---------- Provided data ----------

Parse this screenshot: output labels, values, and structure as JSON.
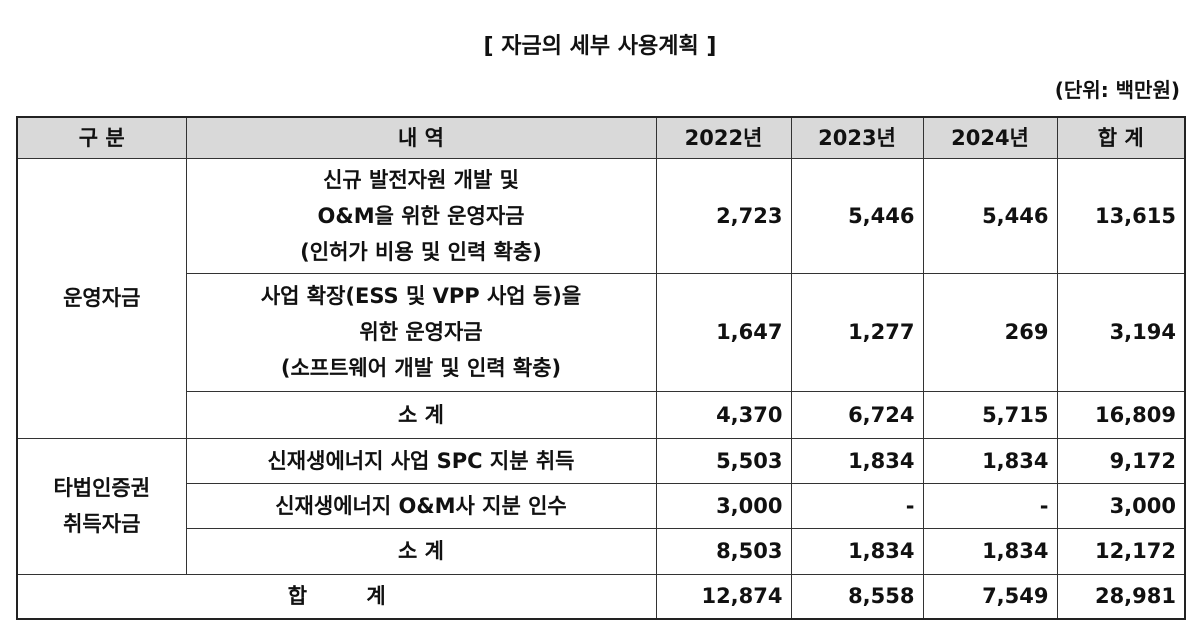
{
  "title": "[ 자금의 세부 사용계획 ]",
  "unit": "(단위: 백만원)",
  "table": {
    "header": [
      "구 분",
      "내 역",
      "2022년",
      "2023년",
      "2024년",
      "합 계"
    ],
    "groups": [
      {
        "name": [
          "운영자금"
        ],
        "rows": [
          {
            "item": [
              "신규 발전자원 개발 및",
              "O&M을 위한 운영자금",
              "(인허가 비용 및 인력 확충)"
            ],
            "values": [
              "2,723",
              "5,446",
              "5,446",
              "13,615"
            ]
          },
          {
            "item": [
              "사업 확장(ESS 및 VPP 사업 등)을",
              "위한 운영자금",
              "(소프트웨어 개발 및 인력 확충)"
            ],
            "values": [
              "1,647",
              "1,277",
              "269",
              "3,194"
            ]
          },
          {
            "item": [
              "소 계"
            ],
            "values": [
              "4,370",
              "6,724",
              "5,715",
              "16,809"
            ]
          }
        ]
      },
      {
        "name": [
          "타법인증권",
          "취득자금"
        ],
        "rows": [
          {
            "item": [
              "신재생에너지 사업 SPC 지분 취득"
            ],
            "values": [
              "5,503",
              "1,834",
              "1,834",
              "9,172"
            ]
          },
          {
            "item": [
              "신재생에너지 O&M사 지분 인수"
            ],
            "values": [
              "3,000",
              "-",
              "-",
              "3,000"
            ]
          },
          {
            "item": [
              "소 계"
            ],
            "values": [
              "8,503",
              "1,834",
              "1,834",
              "12,172"
            ]
          }
        ]
      }
    ],
    "total": {
      "label": "합 계",
      "values": [
        "12,874",
        "8,558",
        "7,549",
        "28,981"
      ]
    }
  }
}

----------

What you should do:
Make an exact copy of all entries above, dropping the images.

Solution to the problem:
Parse this screenshot: output labels, values, and structure as JSON.
{
  "title": "[ 자금의 세부 사용계획 ]",
  "unit": "(단위: 백만원)",
  "table": {
    "header": [
      "구 분",
      "내 역",
      "2022년",
      "2023년",
      "2024년",
      "합 계"
    ],
    "groups": [
      {
        "name": [
          "운영자금"
        ],
        "rows": [
          {
            "item": [
              "신규 발전자원 개발 및",
              "O&M을 위한 운영자금",
              "(인허가 비용 및 인력 확충)"
            ],
            "values": [
              "2,723",
              "5,446",
              "5,446",
              "13,615"
            ]
          },
          {
            "item": [
              "사업 확장(ESS 및 VPP 사업 등)을",
              "위한 운영자금",
              "(소프트웨어 개발 및 인력 확충)"
            ],
            "values": [
              "1,647",
              "1,277",
              "269",
              "3,194"
            ]
          },
          {
            "item": [
              "소 계"
            ],
            "values": [
              "4,370",
              "6,724",
              "5,715",
              "16,809"
            ]
          }
        ]
      },
      {
        "name": [
          "타법인증권",
          "취득자금"
        ],
        "rows": [
          {
            "item": [
              "신재생에너지 사업 SPC 지분 취득"
            ],
            "values": [
              "5,503",
              "1,834",
              "1,834",
              "9,172"
            ]
          },
          {
            "item": [
              "신재생에너지 O&M사 지분 인수"
            ],
            "values": [
              "3,000",
              "-",
              "-",
              "3,000"
            ]
          },
          {
            "item": [
              "소 계"
            ],
            "values": [
              "8,503",
              "1,834",
              "1,834",
              "12,172"
            ]
          }
        ]
      }
    ],
    "total": {
      "label": "합 계",
      "values": [
        "12,874",
        "8,558",
        "7,549",
        "28,981"
      ]
    }
  }
}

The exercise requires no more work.